Lines containing the word "this" should be extracted in full.

(Collected data entries)

Start

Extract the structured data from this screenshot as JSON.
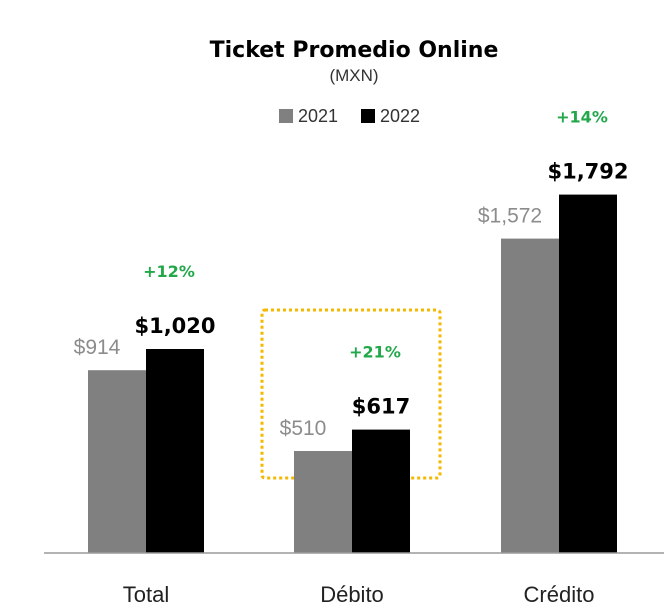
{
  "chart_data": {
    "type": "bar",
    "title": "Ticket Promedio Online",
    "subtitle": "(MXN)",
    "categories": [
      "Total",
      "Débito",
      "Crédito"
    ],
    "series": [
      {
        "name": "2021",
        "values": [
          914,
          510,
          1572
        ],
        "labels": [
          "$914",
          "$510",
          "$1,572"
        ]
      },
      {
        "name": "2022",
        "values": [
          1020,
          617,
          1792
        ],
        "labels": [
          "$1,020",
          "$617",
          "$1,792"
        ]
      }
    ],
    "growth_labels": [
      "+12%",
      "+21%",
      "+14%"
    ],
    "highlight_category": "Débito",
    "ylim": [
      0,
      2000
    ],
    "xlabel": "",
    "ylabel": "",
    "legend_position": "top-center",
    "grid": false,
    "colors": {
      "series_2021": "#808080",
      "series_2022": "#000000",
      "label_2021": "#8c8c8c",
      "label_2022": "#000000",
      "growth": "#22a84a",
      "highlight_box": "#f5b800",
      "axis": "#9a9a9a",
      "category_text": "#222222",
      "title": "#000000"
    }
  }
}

End
Start

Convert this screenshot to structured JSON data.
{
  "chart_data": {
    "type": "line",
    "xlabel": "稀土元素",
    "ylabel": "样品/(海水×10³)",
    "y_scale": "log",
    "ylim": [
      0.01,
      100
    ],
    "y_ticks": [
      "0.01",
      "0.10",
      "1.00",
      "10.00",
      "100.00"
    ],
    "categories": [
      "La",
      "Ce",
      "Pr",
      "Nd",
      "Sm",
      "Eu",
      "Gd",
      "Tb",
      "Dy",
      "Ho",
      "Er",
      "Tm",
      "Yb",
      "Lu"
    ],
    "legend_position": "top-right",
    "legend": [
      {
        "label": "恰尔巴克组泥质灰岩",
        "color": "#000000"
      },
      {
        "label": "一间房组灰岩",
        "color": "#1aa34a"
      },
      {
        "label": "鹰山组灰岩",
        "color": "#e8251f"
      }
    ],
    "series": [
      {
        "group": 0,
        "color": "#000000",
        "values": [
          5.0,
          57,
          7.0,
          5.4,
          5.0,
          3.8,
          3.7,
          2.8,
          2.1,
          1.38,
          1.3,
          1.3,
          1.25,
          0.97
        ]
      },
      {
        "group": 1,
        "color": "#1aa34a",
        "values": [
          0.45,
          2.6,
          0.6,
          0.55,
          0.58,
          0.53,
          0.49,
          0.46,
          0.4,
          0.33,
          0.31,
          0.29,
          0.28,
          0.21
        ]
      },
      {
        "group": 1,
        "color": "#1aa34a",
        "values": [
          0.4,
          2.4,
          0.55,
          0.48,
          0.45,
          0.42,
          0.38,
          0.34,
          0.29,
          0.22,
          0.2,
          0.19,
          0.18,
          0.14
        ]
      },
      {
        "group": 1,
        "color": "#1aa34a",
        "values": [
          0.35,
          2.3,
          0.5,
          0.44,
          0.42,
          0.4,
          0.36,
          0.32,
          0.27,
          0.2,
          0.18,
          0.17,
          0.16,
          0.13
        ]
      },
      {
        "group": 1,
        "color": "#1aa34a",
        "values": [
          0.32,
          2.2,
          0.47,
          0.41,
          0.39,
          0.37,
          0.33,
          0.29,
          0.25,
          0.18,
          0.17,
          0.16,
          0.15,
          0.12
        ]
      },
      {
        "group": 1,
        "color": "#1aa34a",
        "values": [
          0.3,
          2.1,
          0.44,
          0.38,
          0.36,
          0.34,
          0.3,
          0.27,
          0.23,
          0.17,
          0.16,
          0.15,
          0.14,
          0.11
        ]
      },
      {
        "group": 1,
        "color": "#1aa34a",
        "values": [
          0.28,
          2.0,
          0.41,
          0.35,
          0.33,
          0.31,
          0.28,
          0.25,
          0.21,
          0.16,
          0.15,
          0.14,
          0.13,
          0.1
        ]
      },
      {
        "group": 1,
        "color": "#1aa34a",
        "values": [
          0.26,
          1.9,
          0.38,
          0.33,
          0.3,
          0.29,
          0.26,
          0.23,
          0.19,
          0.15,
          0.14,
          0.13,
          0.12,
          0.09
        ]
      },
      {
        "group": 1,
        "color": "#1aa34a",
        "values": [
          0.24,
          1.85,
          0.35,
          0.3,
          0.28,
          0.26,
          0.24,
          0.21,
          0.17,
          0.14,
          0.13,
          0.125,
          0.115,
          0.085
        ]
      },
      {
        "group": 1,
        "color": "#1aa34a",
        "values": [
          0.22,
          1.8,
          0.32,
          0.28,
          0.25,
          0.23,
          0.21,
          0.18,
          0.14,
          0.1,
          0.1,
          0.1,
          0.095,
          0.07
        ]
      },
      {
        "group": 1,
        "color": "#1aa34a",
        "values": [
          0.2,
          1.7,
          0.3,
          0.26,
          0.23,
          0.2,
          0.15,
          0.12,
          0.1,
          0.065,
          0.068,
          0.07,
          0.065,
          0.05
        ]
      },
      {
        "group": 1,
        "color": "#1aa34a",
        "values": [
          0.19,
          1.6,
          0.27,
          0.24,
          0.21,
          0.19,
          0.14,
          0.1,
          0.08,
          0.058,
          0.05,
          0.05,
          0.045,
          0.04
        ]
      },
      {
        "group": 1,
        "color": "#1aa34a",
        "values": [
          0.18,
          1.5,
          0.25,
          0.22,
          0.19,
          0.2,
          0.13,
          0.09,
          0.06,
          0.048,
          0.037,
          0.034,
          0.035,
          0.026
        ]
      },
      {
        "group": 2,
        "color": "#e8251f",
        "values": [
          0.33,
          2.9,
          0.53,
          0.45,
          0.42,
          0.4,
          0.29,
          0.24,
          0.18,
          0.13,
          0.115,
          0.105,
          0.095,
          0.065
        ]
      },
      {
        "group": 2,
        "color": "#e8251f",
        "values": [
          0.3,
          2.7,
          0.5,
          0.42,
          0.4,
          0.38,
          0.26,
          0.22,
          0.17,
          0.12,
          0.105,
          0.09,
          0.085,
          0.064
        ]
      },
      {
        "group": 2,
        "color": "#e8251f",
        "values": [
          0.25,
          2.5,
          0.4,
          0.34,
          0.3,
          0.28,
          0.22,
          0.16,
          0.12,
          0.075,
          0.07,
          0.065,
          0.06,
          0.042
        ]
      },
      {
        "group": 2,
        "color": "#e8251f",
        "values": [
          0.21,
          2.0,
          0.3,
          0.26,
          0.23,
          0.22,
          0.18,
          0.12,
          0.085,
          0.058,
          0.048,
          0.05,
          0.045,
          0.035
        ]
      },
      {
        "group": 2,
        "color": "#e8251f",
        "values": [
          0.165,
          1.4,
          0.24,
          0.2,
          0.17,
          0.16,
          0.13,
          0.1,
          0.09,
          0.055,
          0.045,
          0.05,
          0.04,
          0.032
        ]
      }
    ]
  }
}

End
Start

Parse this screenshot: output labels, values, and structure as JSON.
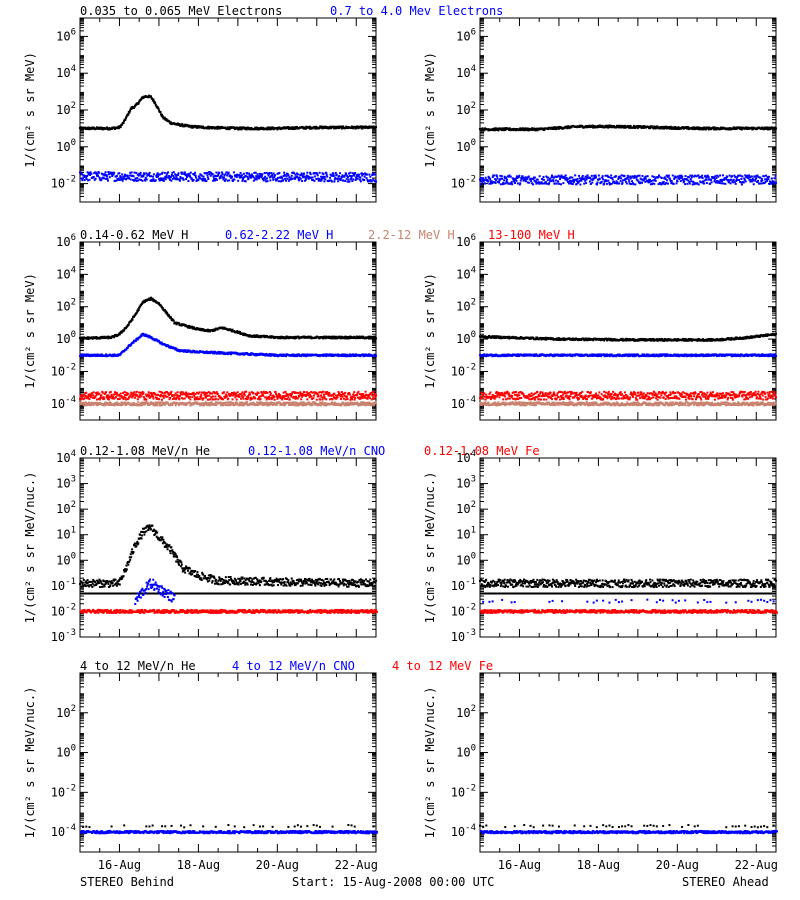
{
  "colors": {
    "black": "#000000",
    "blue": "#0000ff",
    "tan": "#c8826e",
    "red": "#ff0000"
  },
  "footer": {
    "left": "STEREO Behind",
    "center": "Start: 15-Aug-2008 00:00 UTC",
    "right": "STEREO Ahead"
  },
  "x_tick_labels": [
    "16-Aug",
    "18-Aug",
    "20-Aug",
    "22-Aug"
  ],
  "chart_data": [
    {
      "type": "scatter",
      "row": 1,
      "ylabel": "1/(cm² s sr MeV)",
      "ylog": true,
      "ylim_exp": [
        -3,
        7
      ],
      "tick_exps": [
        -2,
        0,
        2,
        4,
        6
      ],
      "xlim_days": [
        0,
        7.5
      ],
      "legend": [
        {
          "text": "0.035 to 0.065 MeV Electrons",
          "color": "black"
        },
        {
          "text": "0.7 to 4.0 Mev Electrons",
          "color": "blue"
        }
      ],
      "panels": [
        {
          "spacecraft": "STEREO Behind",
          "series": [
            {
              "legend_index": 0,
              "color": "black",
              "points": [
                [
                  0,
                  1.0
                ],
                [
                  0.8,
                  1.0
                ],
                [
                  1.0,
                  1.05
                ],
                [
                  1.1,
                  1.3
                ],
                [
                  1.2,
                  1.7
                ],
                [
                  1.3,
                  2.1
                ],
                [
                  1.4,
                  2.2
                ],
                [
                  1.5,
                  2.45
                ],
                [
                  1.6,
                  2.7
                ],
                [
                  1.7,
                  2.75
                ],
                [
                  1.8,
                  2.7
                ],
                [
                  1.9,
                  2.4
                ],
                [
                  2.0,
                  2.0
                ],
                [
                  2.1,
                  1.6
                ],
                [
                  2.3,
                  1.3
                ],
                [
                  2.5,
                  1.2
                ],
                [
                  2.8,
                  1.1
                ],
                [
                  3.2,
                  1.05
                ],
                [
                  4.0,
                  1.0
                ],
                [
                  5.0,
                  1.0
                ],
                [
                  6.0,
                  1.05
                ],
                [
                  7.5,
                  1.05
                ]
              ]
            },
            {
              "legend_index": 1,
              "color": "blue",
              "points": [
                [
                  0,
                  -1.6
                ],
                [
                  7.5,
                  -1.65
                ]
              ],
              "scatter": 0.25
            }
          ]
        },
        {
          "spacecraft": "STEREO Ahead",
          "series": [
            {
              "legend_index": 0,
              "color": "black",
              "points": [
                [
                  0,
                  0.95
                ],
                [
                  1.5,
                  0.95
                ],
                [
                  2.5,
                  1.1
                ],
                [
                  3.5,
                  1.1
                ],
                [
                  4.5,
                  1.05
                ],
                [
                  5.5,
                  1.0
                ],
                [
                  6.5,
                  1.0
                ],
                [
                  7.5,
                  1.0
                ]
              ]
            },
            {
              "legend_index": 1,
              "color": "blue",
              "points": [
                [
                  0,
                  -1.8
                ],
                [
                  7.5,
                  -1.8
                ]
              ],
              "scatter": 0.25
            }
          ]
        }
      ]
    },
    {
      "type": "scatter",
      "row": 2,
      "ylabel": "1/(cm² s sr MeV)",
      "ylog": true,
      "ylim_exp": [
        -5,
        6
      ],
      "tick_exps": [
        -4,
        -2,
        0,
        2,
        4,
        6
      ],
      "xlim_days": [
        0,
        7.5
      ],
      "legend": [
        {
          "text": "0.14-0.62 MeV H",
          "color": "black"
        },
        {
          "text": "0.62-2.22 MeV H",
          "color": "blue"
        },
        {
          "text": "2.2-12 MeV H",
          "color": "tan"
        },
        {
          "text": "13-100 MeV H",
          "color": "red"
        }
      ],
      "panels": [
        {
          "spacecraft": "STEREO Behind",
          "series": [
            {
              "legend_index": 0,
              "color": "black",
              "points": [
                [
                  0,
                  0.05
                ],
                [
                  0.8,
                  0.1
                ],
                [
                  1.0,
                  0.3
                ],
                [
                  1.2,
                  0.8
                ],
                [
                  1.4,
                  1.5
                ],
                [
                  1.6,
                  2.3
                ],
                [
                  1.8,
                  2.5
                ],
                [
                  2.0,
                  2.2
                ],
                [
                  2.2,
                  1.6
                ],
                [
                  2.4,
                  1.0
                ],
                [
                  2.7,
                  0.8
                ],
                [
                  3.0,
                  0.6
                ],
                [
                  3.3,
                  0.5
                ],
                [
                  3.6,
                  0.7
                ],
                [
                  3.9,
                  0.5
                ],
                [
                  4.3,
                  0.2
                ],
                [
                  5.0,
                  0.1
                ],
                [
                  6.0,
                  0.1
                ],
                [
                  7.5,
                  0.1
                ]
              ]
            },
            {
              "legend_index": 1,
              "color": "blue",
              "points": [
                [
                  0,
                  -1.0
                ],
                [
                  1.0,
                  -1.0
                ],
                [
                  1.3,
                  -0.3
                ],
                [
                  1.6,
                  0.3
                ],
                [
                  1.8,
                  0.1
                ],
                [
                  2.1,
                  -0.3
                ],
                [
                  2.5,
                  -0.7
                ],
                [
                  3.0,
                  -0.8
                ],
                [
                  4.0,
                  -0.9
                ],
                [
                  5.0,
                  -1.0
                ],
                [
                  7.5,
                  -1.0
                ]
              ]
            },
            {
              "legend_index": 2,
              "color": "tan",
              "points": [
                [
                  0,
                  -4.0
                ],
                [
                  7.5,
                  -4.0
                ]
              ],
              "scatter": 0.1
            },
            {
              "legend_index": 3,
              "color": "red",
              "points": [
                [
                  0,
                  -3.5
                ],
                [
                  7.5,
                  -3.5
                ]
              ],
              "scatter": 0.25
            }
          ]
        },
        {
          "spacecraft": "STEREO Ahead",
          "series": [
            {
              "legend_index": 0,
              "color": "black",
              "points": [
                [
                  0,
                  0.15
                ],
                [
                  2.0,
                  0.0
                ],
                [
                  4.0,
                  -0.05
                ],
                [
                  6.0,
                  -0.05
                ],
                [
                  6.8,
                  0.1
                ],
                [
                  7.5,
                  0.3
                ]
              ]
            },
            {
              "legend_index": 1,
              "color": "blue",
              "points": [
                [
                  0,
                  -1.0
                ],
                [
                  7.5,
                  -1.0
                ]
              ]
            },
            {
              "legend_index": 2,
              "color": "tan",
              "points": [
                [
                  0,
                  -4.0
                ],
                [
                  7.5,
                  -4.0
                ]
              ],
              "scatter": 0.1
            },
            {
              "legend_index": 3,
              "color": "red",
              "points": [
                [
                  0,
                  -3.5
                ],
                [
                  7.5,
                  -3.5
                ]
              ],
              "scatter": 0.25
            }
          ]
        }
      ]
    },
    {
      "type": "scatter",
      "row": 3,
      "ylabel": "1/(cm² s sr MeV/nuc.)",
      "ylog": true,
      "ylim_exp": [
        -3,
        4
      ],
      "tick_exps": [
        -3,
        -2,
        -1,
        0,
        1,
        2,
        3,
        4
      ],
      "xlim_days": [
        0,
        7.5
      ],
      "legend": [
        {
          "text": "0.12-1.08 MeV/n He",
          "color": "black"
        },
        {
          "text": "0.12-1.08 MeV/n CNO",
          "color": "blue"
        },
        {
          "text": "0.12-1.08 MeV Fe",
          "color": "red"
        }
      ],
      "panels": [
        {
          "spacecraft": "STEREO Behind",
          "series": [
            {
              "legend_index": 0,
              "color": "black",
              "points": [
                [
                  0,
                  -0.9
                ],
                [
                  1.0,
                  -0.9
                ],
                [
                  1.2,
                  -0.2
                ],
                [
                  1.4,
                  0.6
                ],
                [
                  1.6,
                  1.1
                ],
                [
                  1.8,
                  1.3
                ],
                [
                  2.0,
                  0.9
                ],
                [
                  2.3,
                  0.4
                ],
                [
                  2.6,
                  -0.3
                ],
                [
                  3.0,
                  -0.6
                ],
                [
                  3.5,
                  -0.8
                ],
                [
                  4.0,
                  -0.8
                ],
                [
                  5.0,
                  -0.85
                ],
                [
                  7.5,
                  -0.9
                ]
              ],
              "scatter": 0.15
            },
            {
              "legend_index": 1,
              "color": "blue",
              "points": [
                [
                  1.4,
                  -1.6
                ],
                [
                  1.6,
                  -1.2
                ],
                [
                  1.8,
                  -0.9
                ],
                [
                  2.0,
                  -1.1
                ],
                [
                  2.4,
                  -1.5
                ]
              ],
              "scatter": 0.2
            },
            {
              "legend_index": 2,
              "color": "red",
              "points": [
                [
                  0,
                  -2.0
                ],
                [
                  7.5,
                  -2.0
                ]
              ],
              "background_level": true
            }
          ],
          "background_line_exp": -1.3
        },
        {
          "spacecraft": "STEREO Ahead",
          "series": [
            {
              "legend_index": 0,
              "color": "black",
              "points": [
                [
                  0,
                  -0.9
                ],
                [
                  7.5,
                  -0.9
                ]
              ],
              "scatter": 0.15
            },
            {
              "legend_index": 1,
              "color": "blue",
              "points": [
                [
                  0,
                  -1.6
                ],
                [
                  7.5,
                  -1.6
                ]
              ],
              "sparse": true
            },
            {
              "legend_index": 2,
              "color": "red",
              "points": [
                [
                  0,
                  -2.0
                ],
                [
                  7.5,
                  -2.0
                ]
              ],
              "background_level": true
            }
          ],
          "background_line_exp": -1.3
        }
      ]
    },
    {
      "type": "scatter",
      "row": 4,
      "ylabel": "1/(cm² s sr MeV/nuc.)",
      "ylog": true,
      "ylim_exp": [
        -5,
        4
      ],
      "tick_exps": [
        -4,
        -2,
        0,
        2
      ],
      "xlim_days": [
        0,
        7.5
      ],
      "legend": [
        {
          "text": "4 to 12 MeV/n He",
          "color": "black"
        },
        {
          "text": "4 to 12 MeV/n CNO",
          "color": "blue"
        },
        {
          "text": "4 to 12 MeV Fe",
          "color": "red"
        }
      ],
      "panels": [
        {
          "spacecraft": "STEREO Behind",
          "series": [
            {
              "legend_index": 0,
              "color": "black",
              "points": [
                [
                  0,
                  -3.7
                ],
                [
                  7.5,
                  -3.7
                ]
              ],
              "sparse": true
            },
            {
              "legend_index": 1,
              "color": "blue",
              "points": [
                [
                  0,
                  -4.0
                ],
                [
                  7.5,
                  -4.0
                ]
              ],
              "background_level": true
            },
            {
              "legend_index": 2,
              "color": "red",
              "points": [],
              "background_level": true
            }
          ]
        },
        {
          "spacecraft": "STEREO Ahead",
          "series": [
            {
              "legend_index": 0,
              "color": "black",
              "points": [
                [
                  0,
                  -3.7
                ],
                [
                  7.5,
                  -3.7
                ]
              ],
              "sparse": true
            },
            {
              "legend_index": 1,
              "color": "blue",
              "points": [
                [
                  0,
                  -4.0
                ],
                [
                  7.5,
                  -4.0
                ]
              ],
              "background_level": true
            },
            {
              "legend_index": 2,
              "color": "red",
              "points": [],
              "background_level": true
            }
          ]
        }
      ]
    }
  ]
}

End

**Exercise result**
Extract the structured data from this screenshot as JSON.
Convert this screenshot to structured JSON data.
Parse this screenshot: output labels, values, and structure as JSON.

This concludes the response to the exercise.